#### Aim:
Across the data below, how many lines hold "المزيد"? Answer with that number and nothing else.

#### Available records:
#####
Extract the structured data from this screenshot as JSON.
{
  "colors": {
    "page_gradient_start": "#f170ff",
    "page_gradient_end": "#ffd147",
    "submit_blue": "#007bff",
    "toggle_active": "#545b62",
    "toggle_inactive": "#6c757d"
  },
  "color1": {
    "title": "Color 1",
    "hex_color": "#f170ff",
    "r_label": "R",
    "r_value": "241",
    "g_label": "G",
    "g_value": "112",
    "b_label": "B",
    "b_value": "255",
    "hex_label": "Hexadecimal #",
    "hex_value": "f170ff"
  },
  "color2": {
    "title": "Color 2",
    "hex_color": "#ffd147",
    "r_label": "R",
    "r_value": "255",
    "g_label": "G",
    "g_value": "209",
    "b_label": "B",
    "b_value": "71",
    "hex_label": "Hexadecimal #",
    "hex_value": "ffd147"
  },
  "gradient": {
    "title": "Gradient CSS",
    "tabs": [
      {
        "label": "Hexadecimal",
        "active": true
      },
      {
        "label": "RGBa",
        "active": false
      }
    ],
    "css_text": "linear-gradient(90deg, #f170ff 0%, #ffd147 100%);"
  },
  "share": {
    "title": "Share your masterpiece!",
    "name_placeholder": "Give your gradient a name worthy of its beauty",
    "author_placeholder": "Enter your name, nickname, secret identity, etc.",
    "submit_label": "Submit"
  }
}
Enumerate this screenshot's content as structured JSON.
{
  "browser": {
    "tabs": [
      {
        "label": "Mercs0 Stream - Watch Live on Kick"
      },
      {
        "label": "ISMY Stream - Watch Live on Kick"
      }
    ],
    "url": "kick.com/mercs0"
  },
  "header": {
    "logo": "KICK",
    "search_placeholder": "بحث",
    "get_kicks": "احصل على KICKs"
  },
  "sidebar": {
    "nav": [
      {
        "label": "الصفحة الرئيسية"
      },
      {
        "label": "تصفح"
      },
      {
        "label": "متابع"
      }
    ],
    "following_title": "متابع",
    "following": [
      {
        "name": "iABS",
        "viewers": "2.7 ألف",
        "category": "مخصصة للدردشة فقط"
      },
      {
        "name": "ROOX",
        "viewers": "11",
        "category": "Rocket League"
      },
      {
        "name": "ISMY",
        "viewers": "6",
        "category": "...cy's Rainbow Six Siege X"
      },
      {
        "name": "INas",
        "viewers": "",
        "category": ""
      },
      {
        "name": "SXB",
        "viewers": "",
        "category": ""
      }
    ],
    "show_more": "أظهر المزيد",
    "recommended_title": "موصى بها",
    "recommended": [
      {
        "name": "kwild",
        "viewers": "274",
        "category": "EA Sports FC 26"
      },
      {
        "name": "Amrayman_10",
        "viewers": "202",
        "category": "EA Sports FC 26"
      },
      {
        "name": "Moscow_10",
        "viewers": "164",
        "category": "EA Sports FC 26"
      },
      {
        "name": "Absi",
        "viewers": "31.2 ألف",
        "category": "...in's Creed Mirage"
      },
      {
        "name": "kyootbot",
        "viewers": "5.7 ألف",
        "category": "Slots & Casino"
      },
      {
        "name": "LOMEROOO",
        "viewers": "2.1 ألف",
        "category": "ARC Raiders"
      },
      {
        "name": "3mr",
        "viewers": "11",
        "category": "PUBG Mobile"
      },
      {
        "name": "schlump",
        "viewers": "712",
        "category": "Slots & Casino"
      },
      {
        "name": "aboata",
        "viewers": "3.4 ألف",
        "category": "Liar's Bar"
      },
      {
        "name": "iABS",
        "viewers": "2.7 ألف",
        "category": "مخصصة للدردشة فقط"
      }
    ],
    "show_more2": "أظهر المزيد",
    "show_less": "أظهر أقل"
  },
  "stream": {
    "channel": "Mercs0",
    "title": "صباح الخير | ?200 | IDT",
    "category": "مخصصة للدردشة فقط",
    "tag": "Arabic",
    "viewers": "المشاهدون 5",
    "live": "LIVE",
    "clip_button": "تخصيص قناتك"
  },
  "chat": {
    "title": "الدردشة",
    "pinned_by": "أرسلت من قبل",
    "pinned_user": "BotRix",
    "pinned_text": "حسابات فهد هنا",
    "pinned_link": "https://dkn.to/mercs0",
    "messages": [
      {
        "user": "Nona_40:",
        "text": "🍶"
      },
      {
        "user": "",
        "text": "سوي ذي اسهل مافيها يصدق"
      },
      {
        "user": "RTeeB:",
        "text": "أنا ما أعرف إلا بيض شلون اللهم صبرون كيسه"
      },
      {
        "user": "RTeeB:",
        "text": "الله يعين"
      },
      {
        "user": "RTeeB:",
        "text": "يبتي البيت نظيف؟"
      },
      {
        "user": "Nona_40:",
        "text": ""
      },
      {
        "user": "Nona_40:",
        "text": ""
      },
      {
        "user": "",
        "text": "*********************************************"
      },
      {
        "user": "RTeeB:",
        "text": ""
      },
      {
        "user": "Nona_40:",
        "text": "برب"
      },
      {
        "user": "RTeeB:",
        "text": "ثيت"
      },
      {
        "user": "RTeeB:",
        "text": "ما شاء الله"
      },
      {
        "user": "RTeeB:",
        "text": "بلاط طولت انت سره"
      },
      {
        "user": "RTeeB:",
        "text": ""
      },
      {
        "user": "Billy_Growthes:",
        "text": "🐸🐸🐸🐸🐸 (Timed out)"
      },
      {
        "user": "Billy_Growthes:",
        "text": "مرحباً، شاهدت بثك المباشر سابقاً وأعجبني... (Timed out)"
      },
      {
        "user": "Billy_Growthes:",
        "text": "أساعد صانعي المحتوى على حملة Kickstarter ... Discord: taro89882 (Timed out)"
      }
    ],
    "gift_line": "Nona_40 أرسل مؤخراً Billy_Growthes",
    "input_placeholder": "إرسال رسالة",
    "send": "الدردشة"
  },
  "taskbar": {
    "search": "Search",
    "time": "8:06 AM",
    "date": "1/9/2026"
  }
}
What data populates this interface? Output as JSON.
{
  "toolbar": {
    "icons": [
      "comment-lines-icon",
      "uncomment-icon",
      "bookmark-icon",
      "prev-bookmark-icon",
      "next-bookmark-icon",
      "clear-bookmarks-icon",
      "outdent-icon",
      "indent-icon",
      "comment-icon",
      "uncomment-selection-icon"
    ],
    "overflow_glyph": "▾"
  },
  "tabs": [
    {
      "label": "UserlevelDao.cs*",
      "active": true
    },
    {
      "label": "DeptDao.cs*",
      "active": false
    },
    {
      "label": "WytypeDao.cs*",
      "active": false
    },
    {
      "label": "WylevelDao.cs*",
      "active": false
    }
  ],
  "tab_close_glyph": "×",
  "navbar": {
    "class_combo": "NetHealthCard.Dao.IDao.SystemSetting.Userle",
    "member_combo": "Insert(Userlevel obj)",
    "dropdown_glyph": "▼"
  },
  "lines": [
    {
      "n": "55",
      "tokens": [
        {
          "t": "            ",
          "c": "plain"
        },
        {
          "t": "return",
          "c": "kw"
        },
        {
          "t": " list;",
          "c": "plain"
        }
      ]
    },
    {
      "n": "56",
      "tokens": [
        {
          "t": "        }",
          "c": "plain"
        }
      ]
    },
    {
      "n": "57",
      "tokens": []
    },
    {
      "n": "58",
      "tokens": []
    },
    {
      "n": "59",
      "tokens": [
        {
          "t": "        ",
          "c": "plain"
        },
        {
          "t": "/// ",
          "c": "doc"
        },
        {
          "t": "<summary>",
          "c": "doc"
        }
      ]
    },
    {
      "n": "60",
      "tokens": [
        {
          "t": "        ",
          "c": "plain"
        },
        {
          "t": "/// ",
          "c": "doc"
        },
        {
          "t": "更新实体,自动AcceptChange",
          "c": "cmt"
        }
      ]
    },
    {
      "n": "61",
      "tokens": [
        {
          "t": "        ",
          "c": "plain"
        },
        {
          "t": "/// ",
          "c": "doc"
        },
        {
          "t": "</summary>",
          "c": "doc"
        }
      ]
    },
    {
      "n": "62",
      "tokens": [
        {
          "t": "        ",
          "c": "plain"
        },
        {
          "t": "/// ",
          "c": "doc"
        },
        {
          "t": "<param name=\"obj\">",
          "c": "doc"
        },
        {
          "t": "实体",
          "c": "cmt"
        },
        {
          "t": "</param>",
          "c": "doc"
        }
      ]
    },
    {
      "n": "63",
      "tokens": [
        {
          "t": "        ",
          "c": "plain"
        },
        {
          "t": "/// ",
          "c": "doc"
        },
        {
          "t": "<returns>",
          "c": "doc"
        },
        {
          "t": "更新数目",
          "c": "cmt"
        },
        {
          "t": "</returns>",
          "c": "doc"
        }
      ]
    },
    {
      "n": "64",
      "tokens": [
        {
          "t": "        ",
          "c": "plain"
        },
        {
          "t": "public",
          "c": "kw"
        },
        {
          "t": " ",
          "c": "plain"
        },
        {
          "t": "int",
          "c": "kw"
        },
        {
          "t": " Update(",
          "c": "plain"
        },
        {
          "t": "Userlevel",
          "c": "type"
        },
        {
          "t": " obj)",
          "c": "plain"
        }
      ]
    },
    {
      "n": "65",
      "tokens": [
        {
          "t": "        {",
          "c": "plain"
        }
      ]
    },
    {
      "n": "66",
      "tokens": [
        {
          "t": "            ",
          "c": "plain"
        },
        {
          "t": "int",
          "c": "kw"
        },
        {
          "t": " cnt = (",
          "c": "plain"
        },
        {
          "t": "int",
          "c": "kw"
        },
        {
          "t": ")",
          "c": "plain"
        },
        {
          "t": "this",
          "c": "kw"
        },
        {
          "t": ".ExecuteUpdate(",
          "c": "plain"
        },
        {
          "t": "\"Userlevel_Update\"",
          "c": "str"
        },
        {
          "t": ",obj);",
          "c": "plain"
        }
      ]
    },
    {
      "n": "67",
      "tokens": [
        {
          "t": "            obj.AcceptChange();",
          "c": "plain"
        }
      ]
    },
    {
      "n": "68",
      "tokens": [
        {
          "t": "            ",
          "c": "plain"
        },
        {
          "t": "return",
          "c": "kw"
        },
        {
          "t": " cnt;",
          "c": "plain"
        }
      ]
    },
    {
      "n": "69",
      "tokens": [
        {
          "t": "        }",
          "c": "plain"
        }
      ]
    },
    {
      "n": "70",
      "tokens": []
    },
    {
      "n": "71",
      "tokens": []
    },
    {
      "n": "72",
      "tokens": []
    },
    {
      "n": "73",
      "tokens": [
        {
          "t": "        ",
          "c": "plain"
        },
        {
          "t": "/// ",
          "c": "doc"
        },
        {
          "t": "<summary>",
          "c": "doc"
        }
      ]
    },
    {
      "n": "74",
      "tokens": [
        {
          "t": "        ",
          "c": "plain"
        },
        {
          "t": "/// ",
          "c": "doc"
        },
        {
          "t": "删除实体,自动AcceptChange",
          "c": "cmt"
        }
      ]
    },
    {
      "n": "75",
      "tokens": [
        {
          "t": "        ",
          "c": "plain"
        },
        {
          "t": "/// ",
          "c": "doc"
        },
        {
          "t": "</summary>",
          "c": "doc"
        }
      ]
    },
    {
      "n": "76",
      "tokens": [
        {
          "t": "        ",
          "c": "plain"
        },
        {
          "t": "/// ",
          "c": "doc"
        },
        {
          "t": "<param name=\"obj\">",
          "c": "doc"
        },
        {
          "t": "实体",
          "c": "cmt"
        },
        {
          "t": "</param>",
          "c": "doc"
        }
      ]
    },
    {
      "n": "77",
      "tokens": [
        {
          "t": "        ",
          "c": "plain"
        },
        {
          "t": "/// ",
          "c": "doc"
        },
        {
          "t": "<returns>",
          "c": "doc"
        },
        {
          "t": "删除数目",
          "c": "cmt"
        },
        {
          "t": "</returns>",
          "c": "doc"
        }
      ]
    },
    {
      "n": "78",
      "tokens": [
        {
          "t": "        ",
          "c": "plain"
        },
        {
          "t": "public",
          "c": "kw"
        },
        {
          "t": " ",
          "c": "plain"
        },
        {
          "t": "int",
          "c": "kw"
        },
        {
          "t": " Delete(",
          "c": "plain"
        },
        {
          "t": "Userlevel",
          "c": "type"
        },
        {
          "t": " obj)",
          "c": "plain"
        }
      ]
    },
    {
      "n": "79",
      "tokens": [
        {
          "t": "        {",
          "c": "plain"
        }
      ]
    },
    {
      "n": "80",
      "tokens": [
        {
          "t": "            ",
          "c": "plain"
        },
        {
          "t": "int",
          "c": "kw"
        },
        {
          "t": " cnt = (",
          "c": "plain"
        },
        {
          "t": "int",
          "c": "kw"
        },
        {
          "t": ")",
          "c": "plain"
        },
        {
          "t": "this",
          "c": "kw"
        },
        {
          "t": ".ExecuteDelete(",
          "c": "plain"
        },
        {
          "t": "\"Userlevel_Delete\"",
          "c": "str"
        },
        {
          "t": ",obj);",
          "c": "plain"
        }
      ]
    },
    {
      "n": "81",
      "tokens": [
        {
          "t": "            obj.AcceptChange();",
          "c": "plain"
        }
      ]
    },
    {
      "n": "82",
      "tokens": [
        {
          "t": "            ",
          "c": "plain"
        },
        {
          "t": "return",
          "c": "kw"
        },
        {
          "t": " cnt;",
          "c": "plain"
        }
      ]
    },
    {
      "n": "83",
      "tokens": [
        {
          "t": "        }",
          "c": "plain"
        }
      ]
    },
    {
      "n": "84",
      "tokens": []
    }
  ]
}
#####
#### Expected output:
2